STORED ROWS
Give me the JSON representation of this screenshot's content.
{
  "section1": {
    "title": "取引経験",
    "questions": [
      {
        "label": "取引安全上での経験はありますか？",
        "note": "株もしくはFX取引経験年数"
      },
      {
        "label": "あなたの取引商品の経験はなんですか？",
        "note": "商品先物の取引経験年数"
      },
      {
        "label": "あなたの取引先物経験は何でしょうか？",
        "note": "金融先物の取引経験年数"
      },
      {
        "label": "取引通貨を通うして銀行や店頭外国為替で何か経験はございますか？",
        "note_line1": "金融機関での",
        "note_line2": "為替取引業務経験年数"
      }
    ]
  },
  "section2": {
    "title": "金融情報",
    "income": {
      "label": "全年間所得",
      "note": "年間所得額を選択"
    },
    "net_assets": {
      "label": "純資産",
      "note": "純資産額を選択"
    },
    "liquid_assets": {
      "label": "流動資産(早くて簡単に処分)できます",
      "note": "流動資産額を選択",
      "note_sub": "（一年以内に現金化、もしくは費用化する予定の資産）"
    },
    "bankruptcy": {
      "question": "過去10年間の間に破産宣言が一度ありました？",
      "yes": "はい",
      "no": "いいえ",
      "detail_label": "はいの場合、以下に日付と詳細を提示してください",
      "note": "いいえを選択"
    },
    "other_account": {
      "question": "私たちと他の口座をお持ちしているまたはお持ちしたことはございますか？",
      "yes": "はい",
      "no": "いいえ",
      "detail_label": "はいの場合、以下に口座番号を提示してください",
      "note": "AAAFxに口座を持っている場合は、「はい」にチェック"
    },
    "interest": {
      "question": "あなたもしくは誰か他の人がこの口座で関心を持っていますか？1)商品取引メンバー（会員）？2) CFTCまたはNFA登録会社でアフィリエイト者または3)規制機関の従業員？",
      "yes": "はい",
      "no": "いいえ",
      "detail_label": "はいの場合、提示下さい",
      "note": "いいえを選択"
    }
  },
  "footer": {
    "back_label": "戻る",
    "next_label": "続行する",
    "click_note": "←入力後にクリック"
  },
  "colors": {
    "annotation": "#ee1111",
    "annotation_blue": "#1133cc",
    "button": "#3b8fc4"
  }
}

WHAT IS BEING ASKED
Above are the records; copy all of them exactly.

REPLY
Give me the JSON representation of this screenshot's content.
{
  "section1": {
    "title": "取引経験",
    "questions": [
      {
        "label": "取引安全上での経験はありますか？",
        "note": "株もしくはFX取引経験年数"
      },
      {
        "label": "あなたの取引商品の経験はなんですか？",
        "note": "商品先物の取引経験年数"
      },
      {
        "label": "あなたの取引先物経験は何でしょうか？",
        "note": "金融先物の取引経験年数"
      },
      {
        "label": "取引通貨を通うして銀行や店頭外国為替で何か経験はございますか？",
        "note_line1": "金融機関での",
        "note_line2": "為替取引業務経験年数"
      }
    ]
  },
  "section2": {
    "title": "金融情報",
    "income": {
      "label": "全年間所得",
      "note": "年間所得額を選択"
    },
    "net_assets": {
      "label": "純資産",
      "note": "純資産額を選択"
    },
    "liquid_assets": {
      "label": "流動資産(早くて簡単に処分)できます",
      "note": "流動資産額を選択",
      "note_sub": "（一年以内に現金化、もしくは費用化する予定の資産）"
    },
    "bankruptcy": {
      "question": "過去10年間の間に破産宣言が一度ありました？",
      "yes": "はい",
      "no": "いいえ",
      "detail_label": "はいの場合、以下に日付と詳細を提示してください",
      "note": "いいえを選択"
    },
    "other_account": {
      "question": "私たちと他の口座をお持ちしているまたはお持ちしたことはございますか？",
      "yes": "はい",
      "no": "いいえ",
      "detail_label": "はいの場合、以下に口座番号を提示してください",
      "note": "AAAFxに口座を持っている場合は、「はい」にチェック"
    },
    "interest": {
      "question": "あなたもしくは誰か他の人がこの口座で関心を持っていますか？1)商品取引メンバー（会員）？2) CFTCまたはNFA登録会社でアフィリエイト者または3)規制機関の従業員？",
      "yes": "はい",
      "no": "いいえ",
      "detail_label": "はいの場合、提示下さい",
      "note": "いいえを選択"
    }
  },
  "footer": {
    "back_label": "戻る",
    "next_label": "続行する",
    "click_note": "←入力後にクリック"
  },
  "colors": {
    "annotation": "#ee1111",
    "annotation_blue": "#1133cc",
    "button": "#3b8fc4"
  }
}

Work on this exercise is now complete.